## Your objective
Retype the material below line for line, changing nothing.

## Extracted records
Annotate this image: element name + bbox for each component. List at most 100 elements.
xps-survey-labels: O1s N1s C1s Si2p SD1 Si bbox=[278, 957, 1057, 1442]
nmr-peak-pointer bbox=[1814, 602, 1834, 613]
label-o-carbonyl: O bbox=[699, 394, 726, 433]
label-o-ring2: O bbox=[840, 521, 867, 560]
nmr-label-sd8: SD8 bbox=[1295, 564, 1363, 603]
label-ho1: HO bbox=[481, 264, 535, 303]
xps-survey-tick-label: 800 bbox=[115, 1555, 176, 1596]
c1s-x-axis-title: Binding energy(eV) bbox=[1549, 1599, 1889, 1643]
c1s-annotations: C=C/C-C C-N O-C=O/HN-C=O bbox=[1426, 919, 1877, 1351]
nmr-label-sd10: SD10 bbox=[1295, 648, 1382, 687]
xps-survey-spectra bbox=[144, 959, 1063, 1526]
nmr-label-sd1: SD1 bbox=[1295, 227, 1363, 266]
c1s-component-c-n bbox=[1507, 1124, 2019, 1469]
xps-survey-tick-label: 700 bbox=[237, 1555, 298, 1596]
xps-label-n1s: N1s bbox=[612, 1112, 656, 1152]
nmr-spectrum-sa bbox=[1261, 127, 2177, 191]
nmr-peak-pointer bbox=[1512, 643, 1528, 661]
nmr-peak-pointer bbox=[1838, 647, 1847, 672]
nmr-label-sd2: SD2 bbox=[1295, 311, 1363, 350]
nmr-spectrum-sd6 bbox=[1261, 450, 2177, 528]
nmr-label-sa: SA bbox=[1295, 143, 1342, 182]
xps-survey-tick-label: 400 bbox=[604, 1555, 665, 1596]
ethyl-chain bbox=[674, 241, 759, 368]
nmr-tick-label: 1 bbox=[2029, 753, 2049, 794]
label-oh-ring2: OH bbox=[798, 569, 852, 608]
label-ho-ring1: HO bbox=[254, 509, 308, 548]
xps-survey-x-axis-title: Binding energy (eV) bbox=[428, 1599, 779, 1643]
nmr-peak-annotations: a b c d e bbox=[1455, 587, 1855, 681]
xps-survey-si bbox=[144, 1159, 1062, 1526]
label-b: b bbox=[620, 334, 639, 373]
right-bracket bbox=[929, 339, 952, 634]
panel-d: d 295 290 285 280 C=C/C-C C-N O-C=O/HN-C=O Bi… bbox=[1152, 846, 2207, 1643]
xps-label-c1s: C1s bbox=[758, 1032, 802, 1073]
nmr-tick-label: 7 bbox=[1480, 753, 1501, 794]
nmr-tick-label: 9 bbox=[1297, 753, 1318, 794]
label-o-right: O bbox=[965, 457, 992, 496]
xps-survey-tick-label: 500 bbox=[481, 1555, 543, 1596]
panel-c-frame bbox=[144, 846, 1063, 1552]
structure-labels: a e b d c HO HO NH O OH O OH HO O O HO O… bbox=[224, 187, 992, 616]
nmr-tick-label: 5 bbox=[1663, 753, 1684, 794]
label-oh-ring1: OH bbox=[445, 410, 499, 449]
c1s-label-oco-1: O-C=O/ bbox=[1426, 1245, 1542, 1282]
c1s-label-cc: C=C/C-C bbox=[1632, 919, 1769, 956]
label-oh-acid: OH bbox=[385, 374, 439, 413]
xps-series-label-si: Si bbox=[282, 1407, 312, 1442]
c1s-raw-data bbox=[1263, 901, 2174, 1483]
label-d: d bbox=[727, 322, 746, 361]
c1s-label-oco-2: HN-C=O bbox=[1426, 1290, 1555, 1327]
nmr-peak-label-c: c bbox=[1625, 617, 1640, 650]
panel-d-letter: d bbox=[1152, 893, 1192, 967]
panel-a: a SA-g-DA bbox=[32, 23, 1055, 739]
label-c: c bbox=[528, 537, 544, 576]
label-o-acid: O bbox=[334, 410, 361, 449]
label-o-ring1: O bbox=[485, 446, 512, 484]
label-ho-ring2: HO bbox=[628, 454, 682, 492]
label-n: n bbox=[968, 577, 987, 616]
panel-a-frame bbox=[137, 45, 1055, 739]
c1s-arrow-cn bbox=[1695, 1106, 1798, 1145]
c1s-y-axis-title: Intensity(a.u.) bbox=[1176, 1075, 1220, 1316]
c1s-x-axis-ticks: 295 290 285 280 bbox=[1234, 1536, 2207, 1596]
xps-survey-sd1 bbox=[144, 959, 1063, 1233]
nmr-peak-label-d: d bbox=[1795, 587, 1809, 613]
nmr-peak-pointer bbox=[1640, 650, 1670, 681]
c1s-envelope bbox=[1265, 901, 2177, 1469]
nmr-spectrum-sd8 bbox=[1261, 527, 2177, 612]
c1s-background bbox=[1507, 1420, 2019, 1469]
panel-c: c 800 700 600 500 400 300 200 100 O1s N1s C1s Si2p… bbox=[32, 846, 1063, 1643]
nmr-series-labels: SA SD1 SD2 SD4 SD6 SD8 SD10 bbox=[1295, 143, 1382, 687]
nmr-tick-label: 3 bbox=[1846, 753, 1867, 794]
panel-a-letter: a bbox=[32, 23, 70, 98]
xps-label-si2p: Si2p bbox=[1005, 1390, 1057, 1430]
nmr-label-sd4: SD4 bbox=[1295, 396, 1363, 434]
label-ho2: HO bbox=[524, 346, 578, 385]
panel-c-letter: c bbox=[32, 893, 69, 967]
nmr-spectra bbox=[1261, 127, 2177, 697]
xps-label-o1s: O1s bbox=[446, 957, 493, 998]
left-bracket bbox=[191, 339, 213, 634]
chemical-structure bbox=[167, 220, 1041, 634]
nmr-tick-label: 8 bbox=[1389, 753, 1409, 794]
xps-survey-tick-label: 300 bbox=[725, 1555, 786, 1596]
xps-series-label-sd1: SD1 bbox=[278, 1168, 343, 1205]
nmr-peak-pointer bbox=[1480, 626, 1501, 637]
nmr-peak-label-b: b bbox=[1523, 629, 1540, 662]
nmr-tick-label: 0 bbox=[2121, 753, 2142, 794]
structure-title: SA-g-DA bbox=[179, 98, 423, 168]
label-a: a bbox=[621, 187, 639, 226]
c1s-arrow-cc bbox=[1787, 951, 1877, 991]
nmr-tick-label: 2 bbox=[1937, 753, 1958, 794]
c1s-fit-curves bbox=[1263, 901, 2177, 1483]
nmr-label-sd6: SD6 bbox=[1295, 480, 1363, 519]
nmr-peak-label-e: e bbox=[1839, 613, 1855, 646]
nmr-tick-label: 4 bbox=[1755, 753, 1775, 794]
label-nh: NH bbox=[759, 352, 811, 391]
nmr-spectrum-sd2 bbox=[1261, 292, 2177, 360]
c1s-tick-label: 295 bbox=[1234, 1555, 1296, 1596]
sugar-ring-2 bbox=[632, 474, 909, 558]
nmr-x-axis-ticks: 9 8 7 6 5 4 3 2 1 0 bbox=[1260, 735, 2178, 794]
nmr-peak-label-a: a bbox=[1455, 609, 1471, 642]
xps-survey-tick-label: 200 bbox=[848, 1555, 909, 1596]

## Full answer
Annotate this image: element name + bbox for each component. List at most 100 elements.
xps-survey-labels: O1s N1s C1s Si2p SD1 Si bbox=[278, 957, 1057, 1442]
nmr-peak-pointer bbox=[1814, 602, 1834, 613]
label-o-carbonyl: O bbox=[699, 394, 726, 433]
label-o-ring2: O bbox=[840, 521, 867, 560]
nmr-label-sd8: SD8 bbox=[1295, 564, 1363, 603]
label-ho1: HO bbox=[481, 264, 535, 303]
xps-survey-tick-label: 800 bbox=[115, 1555, 176, 1596]
c1s-x-axis-title: Binding energy(eV) bbox=[1549, 1599, 1889, 1643]
c1s-annotations: C=C/C-C C-N O-C=O/HN-C=O bbox=[1426, 919, 1877, 1351]
nmr-label-sd10: SD10 bbox=[1295, 648, 1382, 687]
xps-survey-spectra bbox=[144, 959, 1063, 1526]
nmr-label-sd1: SD1 bbox=[1295, 227, 1363, 266]
c1s-component-c-n bbox=[1507, 1124, 2019, 1469]
xps-survey-tick-label: 700 bbox=[237, 1555, 298, 1596]
xps-label-n1s: N1s bbox=[612, 1112, 656, 1152]
nmr-spectrum-sa bbox=[1261, 127, 2177, 191]
nmr-peak-pointer bbox=[1512, 643, 1528, 661]
nmr-peak-pointer bbox=[1838, 647, 1847, 672]
nmr-label-sd2: SD2 bbox=[1295, 311, 1363, 350]
nmr-spectrum-sd6 bbox=[1261, 450, 2177, 528]
nmr-label-sa: SA bbox=[1295, 143, 1342, 182]
xps-survey-tick-label: 400 bbox=[604, 1555, 665, 1596]
ethyl-chain bbox=[674, 241, 759, 368]
nmr-tick-label: 1 bbox=[2029, 753, 2049, 794]
label-oh-ring2: OH bbox=[798, 569, 852, 608]
label-ho-ring1: HO bbox=[254, 509, 308, 548]
xps-survey-x-axis-title: Binding energy (eV) bbox=[428, 1599, 779, 1643]
nmr-peak-annotations: a b c d e bbox=[1455, 587, 1855, 681]
xps-survey-si bbox=[144, 1159, 1062, 1526]
label-b: b bbox=[620, 334, 639, 373]
right-bracket bbox=[929, 339, 952, 634]
panel-d: d 295 290 285 280 C=C/C-C C-N O-C=O/HN-C=O Bi… bbox=[1152, 846, 2207, 1643]
xps-label-c1s: C1s bbox=[758, 1032, 802, 1073]
nmr-tick-label: 7 bbox=[1480, 753, 1501, 794]
nmr-tick-label: 9 bbox=[1297, 753, 1318, 794]
label-o-right: O bbox=[965, 457, 992, 496]
xps-survey-tick-label: 500 bbox=[481, 1555, 543, 1596]
panel-c-frame bbox=[144, 846, 1063, 1552]
structure-labels: a e b d c HO HO NH O OH O OH HO O O HO O… bbox=[224, 187, 992, 616]
nmr-tick-label: 5 bbox=[1663, 753, 1684, 794]
label-oh-ring1: OH bbox=[445, 410, 499, 449]
c1s-label-oco-1: O-C=O/ bbox=[1426, 1245, 1542, 1282]
c1s-label-cc: C=C/C-C bbox=[1632, 919, 1769, 956]
label-oh-acid: OH bbox=[385, 374, 439, 413]
xps-series-label-si: Si bbox=[282, 1407, 312, 1442]
c1s-raw-data bbox=[1263, 901, 2174, 1483]
label-d: d bbox=[727, 322, 746, 361]
c1s-label-oco-2: HN-C=O bbox=[1426, 1290, 1555, 1327]
nmr-peak-label-c: c bbox=[1625, 617, 1640, 650]
panel-d-letter: d bbox=[1152, 893, 1192, 967]
panel-a: a SA-g-DA bbox=[32, 23, 1055, 739]
label-c: c bbox=[528, 537, 544, 576]
label-o-acid: O bbox=[334, 410, 361, 449]
label-o-ring1: O bbox=[485, 446, 512, 484]
label-ho-ring2: HO bbox=[628, 454, 682, 492]
label-n: n bbox=[968, 577, 987, 616]
panel-a-frame bbox=[137, 45, 1055, 739]
c1s-arrow-cn bbox=[1695, 1106, 1798, 1145]
c1s-y-axis-title: Intensity(a.u.) bbox=[1176, 1075, 1220, 1316]
c1s-x-axis-ticks: 295 290 285 280 bbox=[1234, 1536, 2207, 1596]
xps-survey-sd1 bbox=[144, 959, 1063, 1233]
nmr-peak-label-d: d bbox=[1795, 587, 1809, 613]
nmr-peak-pointer bbox=[1640, 650, 1670, 681]
c1s-envelope bbox=[1265, 901, 2177, 1469]
nmr-spectrum-sd8 bbox=[1261, 527, 2177, 612]
c1s-background bbox=[1507, 1420, 2019, 1469]
panel-c: c 800 700 600 500 400 300 200 100 O1s N1s C1s Si2p… bbox=[32, 846, 1063, 1643]
nmr-series-labels: SA SD1 SD2 SD4 SD6 SD8 SD10 bbox=[1295, 143, 1382, 687]
nmr-tick-label: 3 bbox=[1846, 753, 1867, 794]
panel-a-letter: a bbox=[32, 23, 70, 98]
xps-label-si2p: Si2p bbox=[1005, 1390, 1057, 1430]
nmr-label-sd4: SD4 bbox=[1295, 396, 1363, 434]
label-ho2: HO bbox=[524, 346, 578, 385]
panel-c-letter: c bbox=[32, 893, 69, 967]
nmr-spectra bbox=[1261, 127, 2177, 697]
xps-label-o1s: O1s bbox=[446, 957, 493, 998]
left-bracket bbox=[191, 339, 213, 634]
chemical-structure bbox=[167, 220, 1041, 634]
nmr-tick-label: 8 bbox=[1389, 753, 1409, 794]
xps-survey-tick-label: 300 bbox=[725, 1555, 786, 1596]
xps-series-label-sd1: SD1 bbox=[278, 1168, 343, 1205]
nmr-peak-pointer bbox=[1480, 626, 1501, 637]
nmr-peak-label-b: b bbox=[1523, 629, 1540, 662]
nmr-tick-label: 0 bbox=[2121, 753, 2142, 794]
structure-title: SA-g-DA bbox=[179, 98, 423, 168]
label-a: a bbox=[621, 187, 639, 226]
c1s-arrow-cc bbox=[1787, 951, 1877, 991]
nmr-tick-label: 2 bbox=[1937, 753, 1958, 794]
c1s-fit-curves bbox=[1263, 901, 2177, 1483]
nmr-label-sd6: SD6 bbox=[1295, 480, 1363, 519]
nmr-peak-label-e: e bbox=[1839, 613, 1855, 646]
nmr-tick-label: 4 bbox=[1755, 753, 1775, 794]
label-nh: NH bbox=[759, 352, 811, 391]
nmr-spectrum-sd2 bbox=[1261, 292, 2177, 360]
c1s-tick-label: 295 bbox=[1234, 1555, 1296, 1596]
sugar-ring-2 bbox=[632, 474, 909, 558]
nmr-x-axis-ticks: 9 8 7 6 5 4 3 2 1 0 bbox=[1260, 735, 2178, 794]
nmr-peak-label-a: a bbox=[1455, 609, 1471, 642]
xps-survey-tick-label: 200 bbox=[848, 1555, 909, 1596]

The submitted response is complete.